Exercise directions: Locate the lines of the listing below that hold "COND", then copy each of them.

***** Records supplied *****

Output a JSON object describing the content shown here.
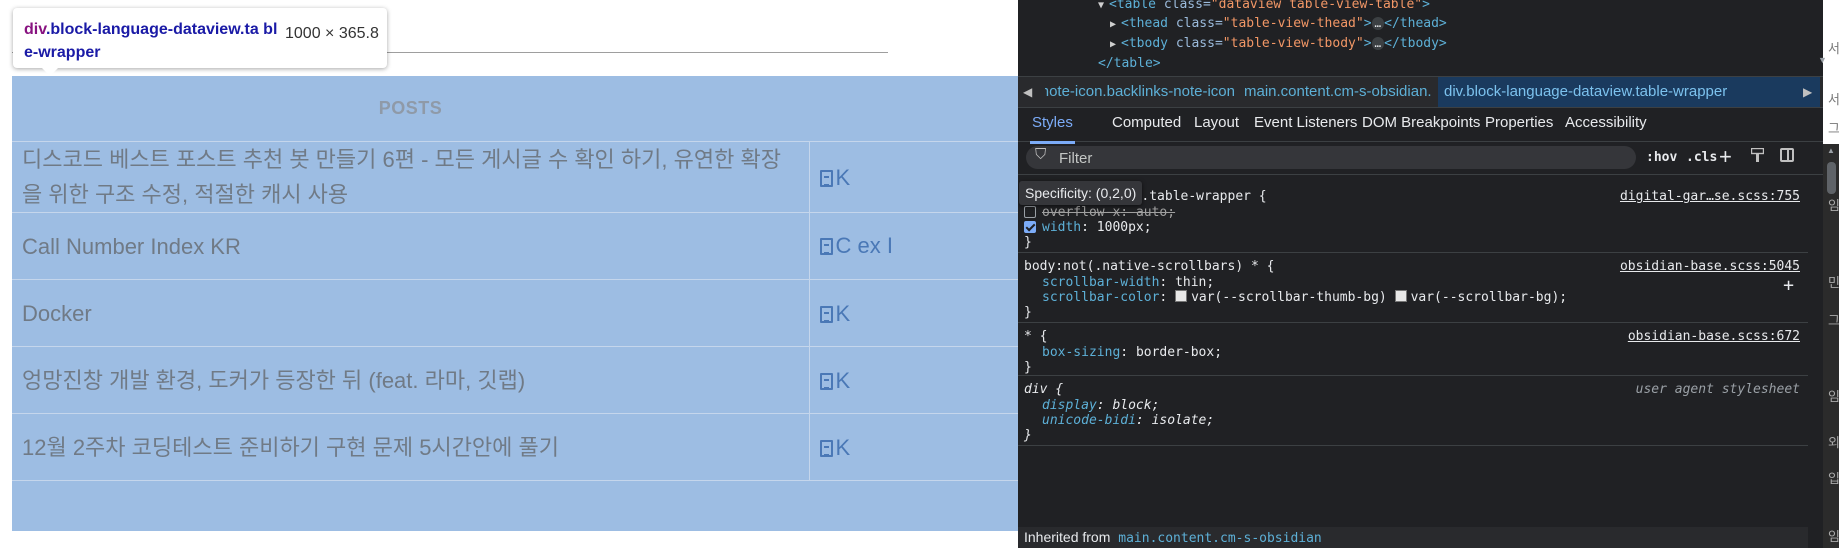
{
  "tooltip": {
    "tag": "div",
    "classes": ".block-language-dataview.ta ble-wrapper",
    "size": "1000 × 365.8"
  },
  "table": {
    "header": "POSTS",
    "rows": [
      {
        "title": "디스코드 베스트 포스트 추천 봇 만들기 6편 - 모든 게시글 수 확인 하기, 유연한 확장을 위한 구조 수정, 적절한 캐시 사용",
        "link": "K"
      },
      {
        "title": "Call Number Index KR",
        "link": "C ex I"
      },
      {
        "title": "Docker",
        "link": "K"
      },
      {
        "title": "엉망진창 개발 환경, 도커가 등장한 뒤 (feat. 라마, 깃랩)",
        "link": "K"
      },
      {
        "title": "12월 2주차 코딩테스트 준비하기 구현 문제 5시간안에 풀기",
        "link": "K"
      }
    ]
  },
  "devtools": {
    "elements": {
      "line1": {
        "tag_open": "<table",
        "attr": "class",
        "value": "\"dataview table-view-table\"",
        "tag_close": ">"
      },
      "line2": {
        "tag_open": "<thead",
        "attr": "class",
        "value": "\"table-view-thead\"",
        "tag_close": ">",
        "dots": "…",
        "end": "</thead>"
      },
      "line3": {
        "tag_open": "<tbody",
        "attr": "class",
        "value": "\"table-view-tbody\"",
        "tag_close": ">",
        "dots": "…",
        "end": "</tbody>"
      },
      "line4": "</table>"
    },
    "breadcrumb": {
      "item1": "nks-note-icon.backlinks-note-icon",
      "item2": "main.content.cm-s-obsidian.",
      "item3": "div.block-language-dataview.table-wrapper"
    },
    "tabs": [
      "Styles",
      "Computed",
      "Layout",
      "Event Listeners",
      "DOM Breakpoints",
      "Properties",
      "Accessibility"
    ],
    "filter": {
      "placeholder": "Filter",
      "hov": ":hov",
      "cls": ".cls"
    },
    "specificity": "Specificity: (0,2,0)",
    "rules": {
      "r1": {
        "selector": ".cm-s-obsidian .table-wrapper {",
        "source": "digital-gar…se.scss:755",
        "decl1_prop": "overflow-x",
        "decl1_val": "auto;",
        "decl2_prop": "width",
        "decl2_val": "1000px;"
      },
      "r2": {
        "selector": "body:not(.native-scrollbars) * {",
        "source": "obsidian-base.scss:5045",
        "decl1_prop": "scrollbar-width",
        "decl1_val": "thin;",
        "decl2_prop": "scrollbar-color",
        "decl2_val_a": "var(--scrollbar-thumb-bg)",
        "decl2_val_b": "var(--scrollbar-bg);"
      },
      "r3": {
        "selector": "* {",
        "source": "obsidian-base.scss:672",
        "decl1_prop": "box-sizing",
        "decl1_val": "border-box;"
      },
      "r4": {
        "selector": "div {",
        "source": "user agent stylesheet",
        "decl1_prop": "display",
        "decl1_val": "block;",
        "decl2_prop": "unicode-bidi",
        "decl2_val": "isolate;"
      },
      "close": "}"
    },
    "inherited": {
      "label": "Inherited from",
      "link": "main.content.cm-s-obsidian"
    }
  },
  "edge_glyphs": [
    "서",
    "서",
    "그",
    "임",
    "민",
    "그",
    "임",
    "외",
    "입",
    "임"
  ],
  "colors": {
    "highlight": "#9dbde3",
    "devtools_bg": "#202124",
    "accent": "#7cacf8",
    "tag": "#5db0d7",
    "attr_value": "#f29766"
  }
}
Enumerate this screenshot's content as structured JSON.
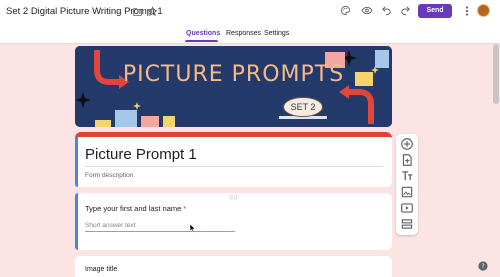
{
  "header": {
    "doc_title": "Set 2 Digital Picture Writing Prompt 1",
    "send_label": "Send"
  },
  "tabs": [
    {
      "label": "Questions",
      "active": true
    },
    {
      "label": "Responses",
      "active": false
    },
    {
      "label": "Settings",
      "active": false
    }
  ],
  "banner": {
    "title": "PICTURE PROMPTS",
    "set_label": "SET 2"
  },
  "form": {
    "title": "Picture Prompt 1",
    "description_placeholder": "Form description"
  },
  "question": {
    "text": "Type your first and last name",
    "required_marker": "*",
    "answer_hint": "Short answer text"
  },
  "image_block": {
    "title": "Image title"
  },
  "icons": {
    "folder": "folder-icon",
    "star": "star-icon",
    "palette": "palette-icon",
    "preview": "eye-icon",
    "undo": "undo-icon",
    "redo": "redo-icon",
    "more": "more-vert-icon",
    "add_question": "add-circle-icon",
    "import_questions": "import-icon",
    "add_title": "title-text-icon",
    "add_image": "image-icon",
    "add_video": "video-icon",
    "add_section": "section-icon",
    "help": "help-icon"
  },
  "colors": {
    "accent": "#673ab7",
    "background": "#fce4e4",
    "title_card_top": "#db4437",
    "focus_bar": "#4285f4",
    "banner_bg": "#233a6b"
  }
}
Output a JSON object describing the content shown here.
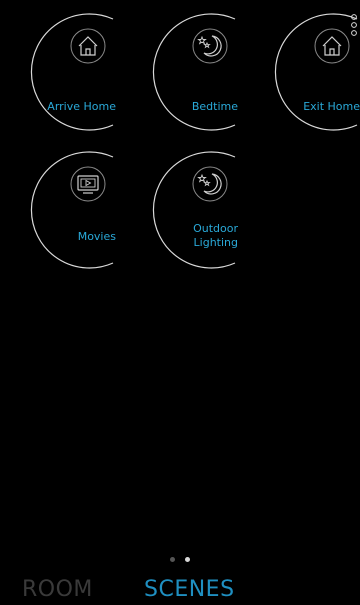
{
  "colors": {
    "background": "#000000",
    "ring": "#d9d9d9",
    "label": "#2aa9d8",
    "active_tab": "#1f8fc1",
    "inactive_tab": "#3a3a3a",
    "dot_active": "#d8d8d8",
    "dot_inactive": "#555555"
  },
  "scenes": [
    {
      "label": "Arrive Home",
      "icon": "house-icon"
    },
    {
      "label": "Bedtime",
      "icon": "moon-stars-icon"
    },
    {
      "label": "Exit Home",
      "icon": "house-icon"
    },
    {
      "label": "Movies",
      "icon": "tv-play-icon"
    },
    {
      "label_line1": "Outdoor",
      "label_line2": "Lighting",
      "icon": "moon-stars-icon"
    }
  ],
  "pager": {
    "pages": 2,
    "active_page": 2
  },
  "tabs": {
    "room": "ROOM",
    "scenes": "SCENES",
    "active": "SCENES"
  },
  "menu": {
    "icon": "overflow-menu-icon"
  }
}
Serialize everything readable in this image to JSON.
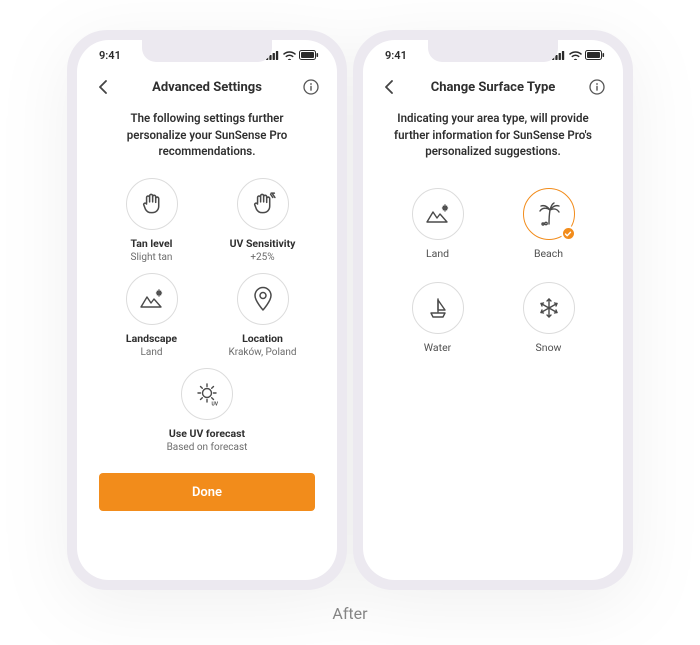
{
  "status": {
    "time": "9:41"
  },
  "left": {
    "title": "Advanced Settings",
    "intro": "The following settings further personalize your SunSense Pro recommendations.",
    "settings": [
      {
        "title": "Tan level",
        "value": "Slight tan"
      },
      {
        "title": "UV Sensitivity",
        "value": "+25%"
      },
      {
        "title": "Landscape",
        "value": "Land"
      },
      {
        "title": "Location",
        "value": "Kraków, Poland"
      },
      {
        "title": "Use UV forecast",
        "value": "Based on forecast"
      }
    ],
    "done_label": "Done"
  },
  "right": {
    "title": "Change Surface Type",
    "intro": "Indicating your area type, will provide further information for SunSense Pro's personalized suggestions.",
    "options": [
      {
        "label": "Land",
        "selected": false
      },
      {
        "label": "Beach",
        "selected": true
      },
      {
        "label": "Water",
        "selected": false
      },
      {
        "label": "Snow",
        "selected": false
      }
    ]
  },
  "caption": "After",
  "colors": {
    "accent": "#f28c1b"
  }
}
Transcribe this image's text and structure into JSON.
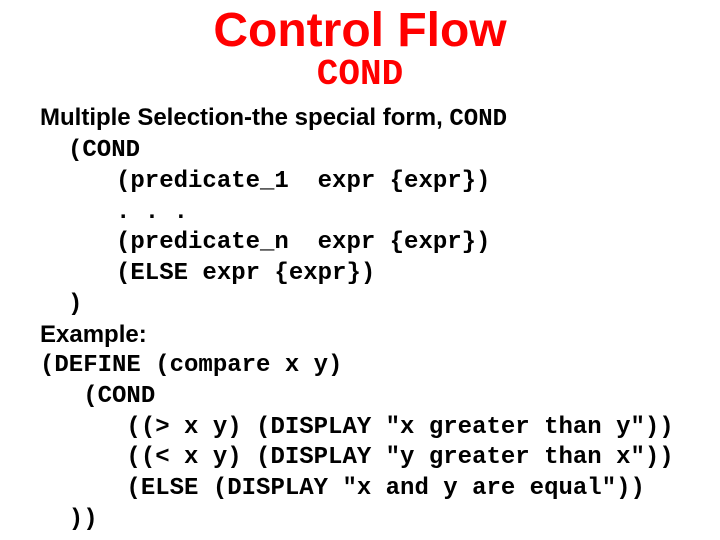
{
  "title": "Control Flow",
  "subtitle": "COND",
  "lead_plain": "Multiple Selection-the special form, ",
  "lead_mono": "COND",
  "syntax": {
    "open": "(COND",
    "l1": "(predicate_1  expr {expr})",
    "l2": ". . .",
    "l3": "(predicate_n  expr {expr})",
    "l4": "(ELSE expr {expr})",
    "close": ")"
  },
  "example_label": "Example:",
  "example": {
    "l1": "(DEFINE (compare x y)",
    "l2": "   (COND",
    "l3": "      ((> x y) (DISPLAY \"x greater than y\"))",
    "l4": "      ((< x y) (DISPLAY \"y greater than x\"))",
    "l5": "      (ELSE (DISPLAY \"x and y are equal\"))",
    "l6": "  ))"
  }
}
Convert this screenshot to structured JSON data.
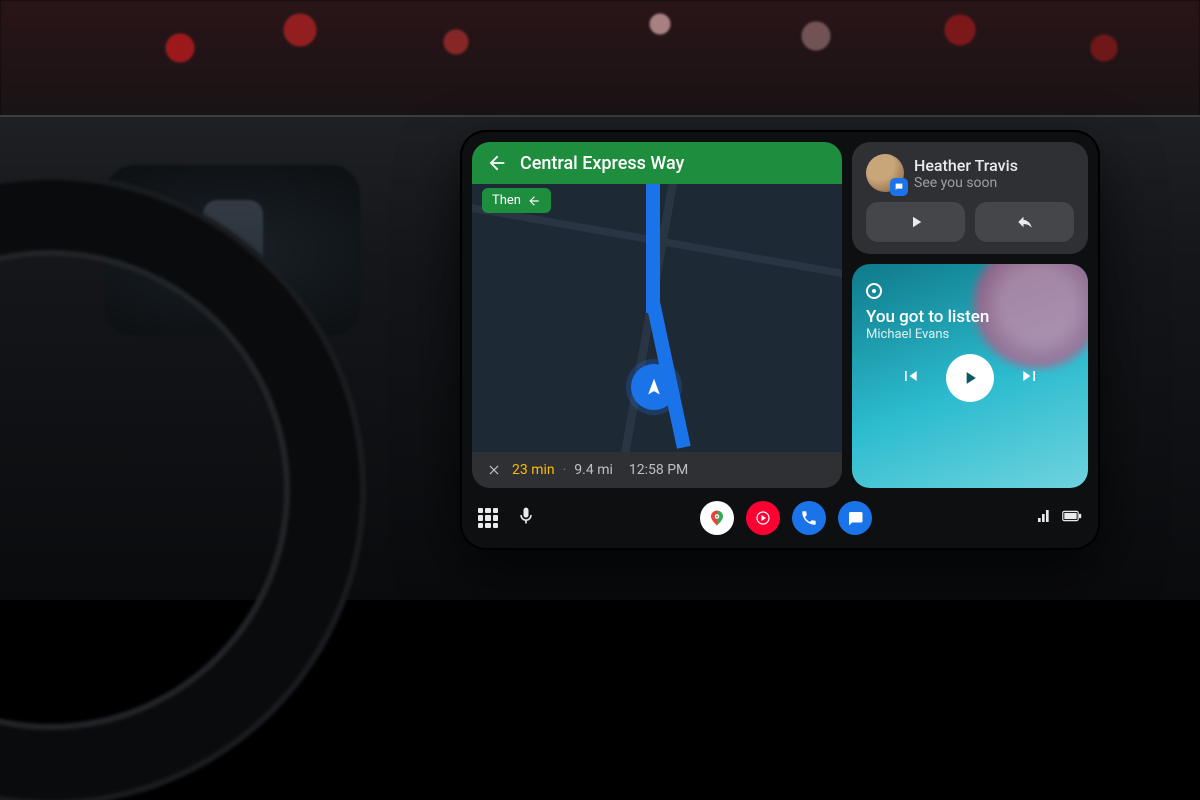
{
  "navigation": {
    "direction_label": "Central Express Way",
    "then_label": "Then",
    "eta_duration": "23 min",
    "eta_distance": "9.4 mi",
    "eta_time": "12:58 PM"
  },
  "message": {
    "sender": "Heather Travis",
    "preview": "See you soon"
  },
  "music": {
    "track": "You got to listen",
    "artist": "Michael Evans"
  },
  "apps": {
    "maps": "Google Maps",
    "youtube_music": "YouTube Music",
    "phone": "Phone",
    "messages": "Messages"
  },
  "status": {
    "signal": "signal",
    "battery": "battery"
  },
  "colors": {
    "nav_green": "#1e8e3e",
    "accent_blue": "#1a73e8",
    "eta_amber": "#fbbc04",
    "music_teal": "#2dbccf"
  }
}
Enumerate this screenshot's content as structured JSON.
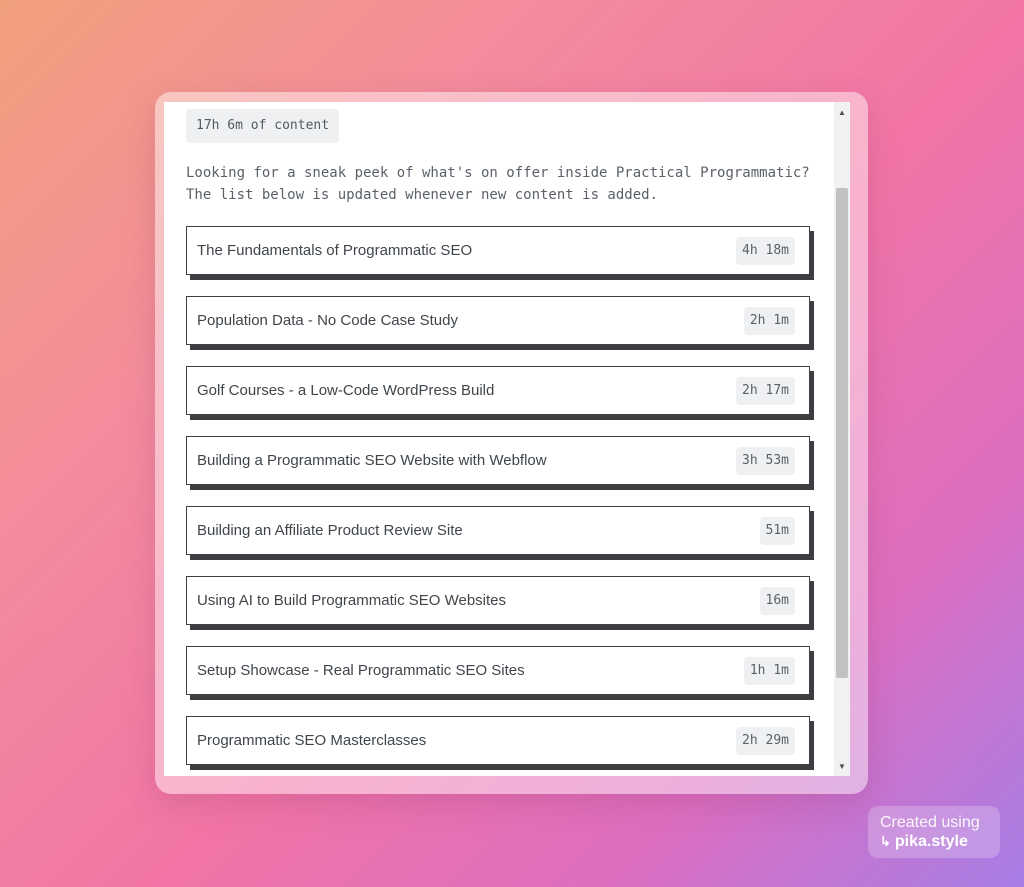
{
  "summary": {
    "total_content": "17h 6m of content",
    "intro": "Looking for a sneak peek of what's on offer inside Practical Programmatic? The list below is updated whenever new content is added."
  },
  "courses": [
    {
      "title": "The Fundamentals of Programmatic SEO",
      "duration": "4h 18m"
    },
    {
      "title": "Population Data - No Code Case Study",
      "duration": "2h 1m"
    },
    {
      "title": "Golf Courses - a Low-Code WordPress Build",
      "duration": "2h 17m"
    },
    {
      "title": "Building a Programmatic SEO Website with Webflow",
      "duration": "3h 53m"
    },
    {
      "title": "Building an Affiliate Product Review Site",
      "duration": "51m"
    },
    {
      "title": "Using AI to Build Programmatic SEO Websites",
      "duration": "16m"
    },
    {
      "title": "Setup Showcase - Real Programmatic SEO Sites",
      "duration": "1h 1m"
    },
    {
      "title": "Programmatic SEO Masterclasses",
      "duration": "2h 29m"
    }
  ],
  "scrollbar": {
    "up_icon": "triangle-up-icon",
    "down_icon": "triangle-down-icon"
  },
  "watermark": {
    "line1": "Created using",
    "line2": "pika.style",
    "icon": "return-arrow-icon"
  },
  "colors": {
    "card_border": "#3f4043",
    "badge_bg": "#eef0f2",
    "text": "#3f454b"
  }
}
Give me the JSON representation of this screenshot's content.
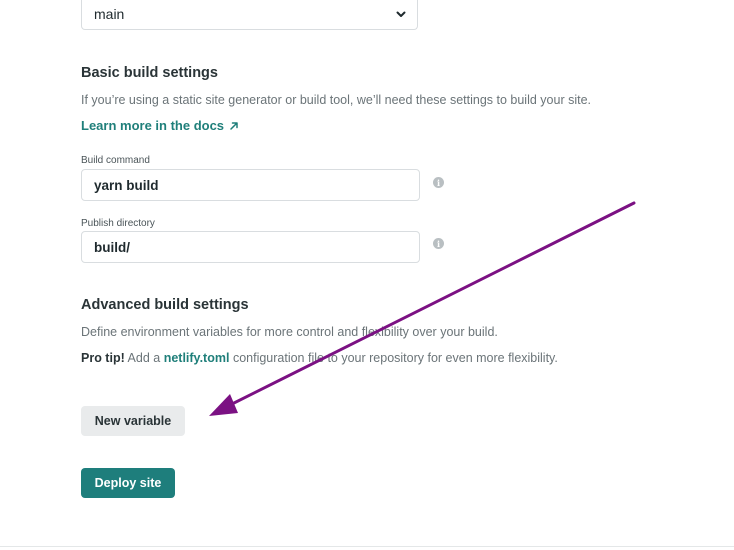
{
  "branch": {
    "selected": "main"
  },
  "basic": {
    "title": "Basic build settings",
    "description": "If you’re using a static site generator or build tool, we’ll need these settings to build your site.",
    "docs_link": "Learn more in the docs",
    "docs_link_icon": "arrow-up-right-icon"
  },
  "build_command": {
    "label": "Build command",
    "value": "yarn build"
  },
  "publish_directory": {
    "label": "Publish directory",
    "value": "build/"
  },
  "advanced": {
    "title": "Advanced build settings",
    "description": "Define environment variables for more control and flexibility over your build.",
    "protip_prefix": "Pro tip!",
    "protip_before": "Add a",
    "protip_file": "netlify.toml",
    "protip_after": "configuration file to your repository for even more flexibility."
  },
  "buttons": {
    "new_variable": "New variable",
    "deploy": "Deploy site"
  },
  "colors": {
    "accent": "#1e7e7c",
    "annotation_arrow": "#7b1183"
  }
}
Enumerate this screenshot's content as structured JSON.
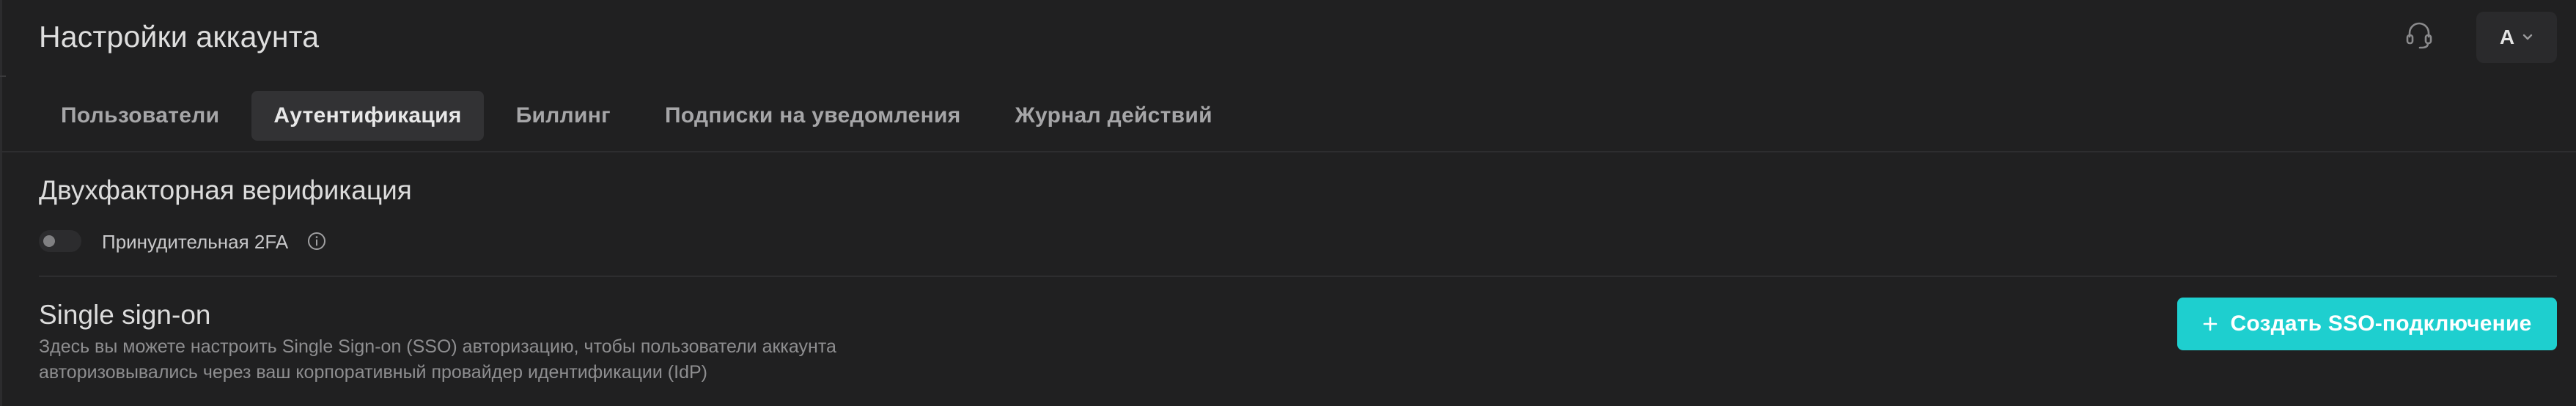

*****

Answer to this task:
  "subtitle": "COND",
  "lead_mono": "COND",
    "open": "(COND",
    "l2": "   (COND",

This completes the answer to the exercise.